Would you transcribe the listing that follows, character for character, and omit its images?

* begin EXTRACTED MATERIAL *

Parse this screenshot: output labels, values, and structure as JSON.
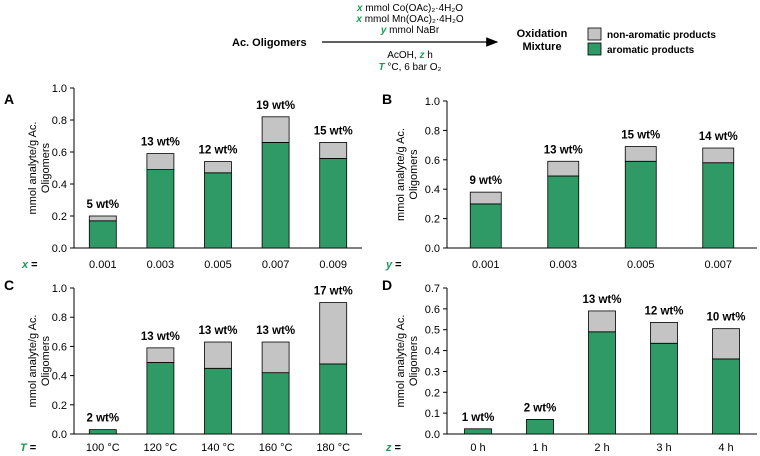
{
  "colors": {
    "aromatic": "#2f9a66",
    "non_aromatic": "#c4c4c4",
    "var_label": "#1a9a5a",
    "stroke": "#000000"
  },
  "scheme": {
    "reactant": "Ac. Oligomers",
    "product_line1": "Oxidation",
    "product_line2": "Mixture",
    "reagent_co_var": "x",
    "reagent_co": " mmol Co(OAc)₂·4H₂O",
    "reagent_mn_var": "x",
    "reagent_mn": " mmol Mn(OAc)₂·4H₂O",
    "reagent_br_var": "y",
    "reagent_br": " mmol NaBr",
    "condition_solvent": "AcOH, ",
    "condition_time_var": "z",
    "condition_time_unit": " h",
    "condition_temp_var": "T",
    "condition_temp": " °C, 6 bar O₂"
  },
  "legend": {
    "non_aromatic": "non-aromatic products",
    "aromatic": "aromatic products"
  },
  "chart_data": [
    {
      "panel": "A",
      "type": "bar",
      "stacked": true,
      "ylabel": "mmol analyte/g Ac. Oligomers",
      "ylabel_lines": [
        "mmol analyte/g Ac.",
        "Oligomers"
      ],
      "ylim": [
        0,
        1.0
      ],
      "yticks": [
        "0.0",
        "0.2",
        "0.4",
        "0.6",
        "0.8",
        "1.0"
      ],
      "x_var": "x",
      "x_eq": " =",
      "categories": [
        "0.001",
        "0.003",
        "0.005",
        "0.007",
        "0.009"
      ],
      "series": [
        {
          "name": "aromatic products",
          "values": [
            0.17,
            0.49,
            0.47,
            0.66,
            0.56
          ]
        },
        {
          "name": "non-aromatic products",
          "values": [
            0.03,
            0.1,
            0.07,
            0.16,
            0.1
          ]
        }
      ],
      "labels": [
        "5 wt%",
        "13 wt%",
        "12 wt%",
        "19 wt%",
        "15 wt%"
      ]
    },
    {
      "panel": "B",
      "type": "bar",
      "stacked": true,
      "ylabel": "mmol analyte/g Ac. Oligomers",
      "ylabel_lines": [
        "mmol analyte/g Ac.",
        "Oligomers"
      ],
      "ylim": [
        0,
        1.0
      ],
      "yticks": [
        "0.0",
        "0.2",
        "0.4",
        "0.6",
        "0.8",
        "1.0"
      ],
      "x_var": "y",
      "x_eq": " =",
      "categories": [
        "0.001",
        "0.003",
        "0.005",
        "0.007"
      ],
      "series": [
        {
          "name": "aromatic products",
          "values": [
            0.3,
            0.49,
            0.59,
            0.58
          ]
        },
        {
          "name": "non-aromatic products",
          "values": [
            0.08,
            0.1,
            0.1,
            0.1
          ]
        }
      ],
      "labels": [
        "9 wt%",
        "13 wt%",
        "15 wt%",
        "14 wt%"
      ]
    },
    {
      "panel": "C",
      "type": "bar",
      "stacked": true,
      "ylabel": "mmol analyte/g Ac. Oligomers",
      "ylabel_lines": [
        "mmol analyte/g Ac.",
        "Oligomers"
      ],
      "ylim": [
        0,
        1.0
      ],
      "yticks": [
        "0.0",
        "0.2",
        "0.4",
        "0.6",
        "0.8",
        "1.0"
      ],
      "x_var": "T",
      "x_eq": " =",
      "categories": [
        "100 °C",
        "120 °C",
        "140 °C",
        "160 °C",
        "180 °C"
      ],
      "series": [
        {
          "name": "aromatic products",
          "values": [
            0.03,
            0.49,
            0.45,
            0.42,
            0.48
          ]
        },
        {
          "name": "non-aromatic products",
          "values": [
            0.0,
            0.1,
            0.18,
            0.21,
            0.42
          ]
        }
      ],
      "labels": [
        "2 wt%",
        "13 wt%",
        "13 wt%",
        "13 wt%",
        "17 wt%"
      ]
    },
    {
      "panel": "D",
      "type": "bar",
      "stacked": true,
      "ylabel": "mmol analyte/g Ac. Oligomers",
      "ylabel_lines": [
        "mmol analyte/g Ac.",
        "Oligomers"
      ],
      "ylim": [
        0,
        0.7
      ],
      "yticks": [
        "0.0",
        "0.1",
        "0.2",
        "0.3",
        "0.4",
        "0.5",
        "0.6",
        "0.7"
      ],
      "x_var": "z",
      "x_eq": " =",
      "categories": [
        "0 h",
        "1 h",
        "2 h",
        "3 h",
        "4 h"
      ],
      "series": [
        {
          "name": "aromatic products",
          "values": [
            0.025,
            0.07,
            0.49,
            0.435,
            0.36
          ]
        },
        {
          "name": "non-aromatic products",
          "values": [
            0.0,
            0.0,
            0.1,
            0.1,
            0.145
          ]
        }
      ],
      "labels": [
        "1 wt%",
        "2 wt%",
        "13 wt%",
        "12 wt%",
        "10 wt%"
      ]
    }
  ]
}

* end EXTRACTED MATERIAL *

→ **ANSWER TO THE EXERCISE**:
Parse this screenshot: output labels, values, and structure as JSON.
{
  "colors": {
    "aromatic": "#2f9a66",
    "non_aromatic": "#c4c4c4",
    "var_label": "#1a9a5a",
    "stroke": "#000000"
  },
  "scheme": {
    "reactant": "Ac. Oligomers",
    "product_line1": "Oxidation",
    "product_line2": "Mixture",
    "reagent_co_var": "x",
    "reagent_co": " mmol Co(OAc)₂·4H₂O",
    "reagent_mn_var": "x",
    "reagent_mn": " mmol Mn(OAc)₂·4H₂O",
    "reagent_br_var": "y",
    "reagent_br": " mmol NaBr",
    "condition_solvent": "AcOH, ",
    "condition_time_var": "z",
    "condition_time_unit": " h",
    "condition_temp_var": "T",
    "condition_temp": " °C, 6 bar O₂"
  },
  "legend": {
    "non_aromatic": "non-aromatic products",
    "aromatic": "aromatic products"
  },
  "chart_data": [
    {
      "panel": "A",
      "type": "bar",
      "stacked": true,
      "ylabel": "mmol analyte/g Ac. Oligomers",
      "ylabel_lines": [
        "mmol analyte/g Ac.",
        "Oligomers"
      ],
      "ylim": [
        0,
        1.0
      ],
      "yticks": [
        "0.0",
        "0.2",
        "0.4",
        "0.6",
        "0.8",
        "1.0"
      ],
      "x_var": "x",
      "x_eq": " =",
      "categories": [
        "0.001",
        "0.003",
        "0.005",
        "0.007",
        "0.009"
      ],
      "series": [
        {
          "name": "aromatic products",
          "values": [
            0.17,
            0.49,
            0.47,
            0.66,
            0.56
          ]
        },
        {
          "name": "non-aromatic products",
          "values": [
            0.03,
            0.1,
            0.07,
            0.16,
            0.1
          ]
        }
      ],
      "labels": [
        "5 wt%",
        "13 wt%",
        "12 wt%",
        "19 wt%",
        "15 wt%"
      ]
    },
    {
      "panel": "B",
      "type": "bar",
      "stacked": true,
      "ylabel": "mmol analyte/g Ac. Oligomers",
      "ylabel_lines": [
        "mmol analyte/g Ac.",
        "Oligomers"
      ],
      "ylim": [
        0,
        1.0
      ],
      "yticks": [
        "0.0",
        "0.2",
        "0.4",
        "0.6",
        "0.8",
        "1.0"
      ],
      "x_var": "y",
      "x_eq": " =",
      "categories": [
        "0.001",
        "0.003",
        "0.005",
        "0.007"
      ],
      "series": [
        {
          "name": "aromatic products",
          "values": [
            0.3,
            0.49,
            0.59,
            0.58
          ]
        },
        {
          "name": "non-aromatic products",
          "values": [
            0.08,
            0.1,
            0.1,
            0.1
          ]
        }
      ],
      "labels": [
        "9 wt%",
        "13 wt%",
        "15 wt%",
        "14 wt%"
      ]
    },
    {
      "panel": "C",
      "type": "bar",
      "stacked": true,
      "ylabel": "mmol analyte/g Ac. Oligomers",
      "ylabel_lines": [
        "mmol analyte/g Ac.",
        "Oligomers"
      ],
      "ylim": [
        0,
        1.0
      ],
      "yticks": [
        "0.0",
        "0.2",
        "0.4",
        "0.6",
        "0.8",
        "1.0"
      ],
      "x_var": "T",
      "x_eq": " =",
      "categories": [
        "100 °C",
        "120 °C",
        "140 °C",
        "160 °C",
        "180 °C"
      ],
      "series": [
        {
          "name": "aromatic products",
          "values": [
            0.03,
            0.49,
            0.45,
            0.42,
            0.48
          ]
        },
        {
          "name": "non-aromatic products",
          "values": [
            0.0,
            0.1,
            0.18,
            0.21,
            0.42
          ]
        }
      ],
      "labels": [
        "2 wt%",
        "13 wt%",
        "13 wt%",
        "13 wt%",
        "17 wt%"
      ]
    },
    {
      "panel": "D",
      "type": "bar",
      "stacked": true,
      "ylabel": "mmol analyte/g Ac. Oligomers",
      "ylabel_lines": [
        "mmol analyte/g Ac.",
        "Oligomers"
      ],
      "ylim": [
        0,
        0.7
      ],
      "yticks": [
        "0.0",
        "0.1",
        "0.2",
        "0.3",
        "0.4",
        "0.5",
        "0.6",
        "0.7"
      ],
      "x_var": "z",
      "x_eq": " =",
      "categories": [
        "0 h",
        "1 h",
        "2 h",
        "3 h",
        "4 h"
      ],
      "series": [
        {
          "name": "aromatic products",
          "values": [
            0.025,
            0.07,
            0.49,
            0.435,
            0.36
          ]
        },
        {
          "name": "non-aromatic products",
          "values": [
            0.0,
            0.0,
            0.1,
            0.1,
            0.145
          ]
        }
      ],
      "labels": [
        "1 wt%",
        "2 wt%",
        "13 wt%",
        "12 wt%",
        "10 wt%"
      ]
    }
  ]
}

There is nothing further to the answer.